Overview

BIDS STRUCTURE

Brain Imaging Data Structure (https://bids.neuroimaging.io/) is an effort by the neuroimaging community to organize and standardize data with the objective of making it efficient, sharable and accessible throughout the community. Though there is no specific BIDS structure for DBS data, we recognize the importance of data standardization and thus, with the release of Lead-DBS v3.0, we have adopted elements of this structure into Lead-DBS.

Data Organization

Specifically, project data is now organized with one overarching "Dataset Directory". This dataset directory will host the sourcedata (data from the scanner, for e.g., DICOM images), rawdata (data converted from DICOM to NIFTI) and derivatives (preprocessed data) folder. The screenshot below is illustrative of this folder structure. The rawdata folder further contains the preop and postop session folder - each of which contains a folder for anat, functional and dMRI data. The most extensive of these folder is the derivatives folder. The first child of the derivatives folder is named leaddbs and denotes all outputs of the lead-dbs pipeline. Here, you can place a folder derived from other softwares, for e.g., fMRI-prep. The leaddbs folder contains data from each subject in your study. Each preprocessing step is reflected with a folder inside the subject folder, for e.g., coregistration, normalization, localization, and so on. Coregistration and normalization folders have further subfolders for storage of image files (anat), .png files for checking the accuracy of registration (checkreg), configuration files (log) and transformation files in the .mat format (transformations). A folder called prefs inside the said derivatives/leaddbs/sub-xxx contains a file called sub-xxx_desc-rawimages.json which configures leaddbs with the raw images. This is an important file, and is required to be correct for running Lead-DBS.

# # # # # # #

- _Problem to solve_
Please carry on the overview of Lead-DBS data organization above, starting right after its last sentence.

Dataset excerpts

# # # # # # #

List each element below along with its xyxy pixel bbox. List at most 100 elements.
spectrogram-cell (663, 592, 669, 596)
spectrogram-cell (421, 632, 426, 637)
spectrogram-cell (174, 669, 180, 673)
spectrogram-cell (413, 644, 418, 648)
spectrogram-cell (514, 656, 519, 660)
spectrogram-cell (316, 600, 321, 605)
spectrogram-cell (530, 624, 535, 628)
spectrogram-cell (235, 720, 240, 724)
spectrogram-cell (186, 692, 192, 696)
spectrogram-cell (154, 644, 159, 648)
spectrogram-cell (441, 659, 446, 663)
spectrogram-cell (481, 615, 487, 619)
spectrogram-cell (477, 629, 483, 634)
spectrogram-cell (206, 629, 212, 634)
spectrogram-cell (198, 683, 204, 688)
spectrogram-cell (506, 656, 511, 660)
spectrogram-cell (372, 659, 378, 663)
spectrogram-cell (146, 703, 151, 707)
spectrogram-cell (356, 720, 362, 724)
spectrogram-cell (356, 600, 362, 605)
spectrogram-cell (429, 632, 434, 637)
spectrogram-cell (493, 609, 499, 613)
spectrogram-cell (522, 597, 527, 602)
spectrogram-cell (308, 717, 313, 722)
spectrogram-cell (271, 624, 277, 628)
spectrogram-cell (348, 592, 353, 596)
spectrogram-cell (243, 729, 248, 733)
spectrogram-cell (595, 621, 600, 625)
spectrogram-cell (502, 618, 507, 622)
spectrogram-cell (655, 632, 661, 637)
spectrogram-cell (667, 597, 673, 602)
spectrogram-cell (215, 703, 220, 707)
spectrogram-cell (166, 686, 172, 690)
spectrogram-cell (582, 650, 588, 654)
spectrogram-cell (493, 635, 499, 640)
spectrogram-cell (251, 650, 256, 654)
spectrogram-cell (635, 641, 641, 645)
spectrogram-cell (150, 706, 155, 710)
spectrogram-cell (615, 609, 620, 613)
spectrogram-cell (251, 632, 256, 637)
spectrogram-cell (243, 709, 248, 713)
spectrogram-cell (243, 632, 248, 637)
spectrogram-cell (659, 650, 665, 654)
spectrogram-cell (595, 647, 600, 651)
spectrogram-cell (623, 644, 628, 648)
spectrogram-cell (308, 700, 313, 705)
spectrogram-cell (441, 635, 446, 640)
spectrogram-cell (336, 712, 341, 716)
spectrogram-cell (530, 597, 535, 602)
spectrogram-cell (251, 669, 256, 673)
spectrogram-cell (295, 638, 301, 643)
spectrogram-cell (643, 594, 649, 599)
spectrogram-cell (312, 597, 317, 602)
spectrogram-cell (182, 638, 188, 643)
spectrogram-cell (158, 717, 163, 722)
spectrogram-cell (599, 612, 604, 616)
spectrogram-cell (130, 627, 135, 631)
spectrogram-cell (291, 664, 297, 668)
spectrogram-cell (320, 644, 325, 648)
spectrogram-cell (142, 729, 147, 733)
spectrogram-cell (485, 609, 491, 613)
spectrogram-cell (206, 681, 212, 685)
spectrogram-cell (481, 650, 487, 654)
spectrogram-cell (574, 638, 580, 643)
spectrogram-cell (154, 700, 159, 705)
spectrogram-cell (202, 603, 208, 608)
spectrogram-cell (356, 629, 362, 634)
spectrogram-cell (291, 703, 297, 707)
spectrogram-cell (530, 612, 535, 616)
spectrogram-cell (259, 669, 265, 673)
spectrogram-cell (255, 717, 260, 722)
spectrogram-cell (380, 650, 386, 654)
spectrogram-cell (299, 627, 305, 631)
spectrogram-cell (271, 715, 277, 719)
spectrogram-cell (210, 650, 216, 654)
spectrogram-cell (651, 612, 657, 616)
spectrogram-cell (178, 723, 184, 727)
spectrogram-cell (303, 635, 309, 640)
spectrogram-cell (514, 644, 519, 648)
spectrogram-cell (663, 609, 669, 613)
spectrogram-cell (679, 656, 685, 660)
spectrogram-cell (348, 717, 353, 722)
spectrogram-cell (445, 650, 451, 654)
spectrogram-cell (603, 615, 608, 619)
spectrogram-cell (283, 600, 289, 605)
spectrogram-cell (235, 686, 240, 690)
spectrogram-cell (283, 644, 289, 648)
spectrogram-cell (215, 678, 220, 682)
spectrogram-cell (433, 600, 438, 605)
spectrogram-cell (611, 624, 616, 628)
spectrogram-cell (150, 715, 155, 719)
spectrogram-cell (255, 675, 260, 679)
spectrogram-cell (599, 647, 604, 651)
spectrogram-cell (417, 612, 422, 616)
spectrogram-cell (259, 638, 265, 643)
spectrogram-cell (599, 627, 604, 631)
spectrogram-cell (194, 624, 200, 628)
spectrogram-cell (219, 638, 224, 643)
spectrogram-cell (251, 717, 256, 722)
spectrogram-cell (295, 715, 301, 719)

# # # # # # #

- _Reply to the exercise_
BIDS folder structure containing a dataset directory (Project01Data) and its subdirectories: derivatives, rawdata and sourcedata.

Filenames

Filenames in lead-dbs have also significantly changed, with the objective of providing more information to the user about the subject, space, modality, acquisition, session and in some cases, the description denotes the pipeline used to derive it. Each filename contains a "key" and an associated "value"(for e.g., sess-postop where the "sess" is the key and "postop" is the value). Each key and value pair is separated from each other by a hyphen (-) and two such pairs are separated by an underscore (_). Because these two special characters are used by filenames, they are henceforth "reserved" characters - this would mean that if you have any project data or subject names with these characters, it is best to remove them before proceeding. The image below provides examples of new filenames in the coregistration folder.

Example filenames in the coregistration folder. The new filenames now provide more information on subject, space, modality and acquisition type.

LEAD-DBS GUI

The app Lead-DBS is the main application of the Lead suite. It allows the reconstruction of electrodes for one patient or a batch of patients, if multiple folders are selected. To start, run lead dbsfrom the Matlab command prompt. The window below will pop up.

We explain steps 1 through 7 in more detail below, assuming a patient implanted bilaterally in the subthalamic nucleus. In brief:

Lead DBS Main Window

1. The user selects the patient folder and electrode type.

2. Patient images can be converted from DICOM to NIfTI and renamed interactively to fit the Lead-DBS naming convention.

3. The patient images are co-registered and if selected, normalized into MNI template space and corrected for brain shift. The user can check the results and manually refine the atlas fit.

4. (optional) The surface is reconstructed.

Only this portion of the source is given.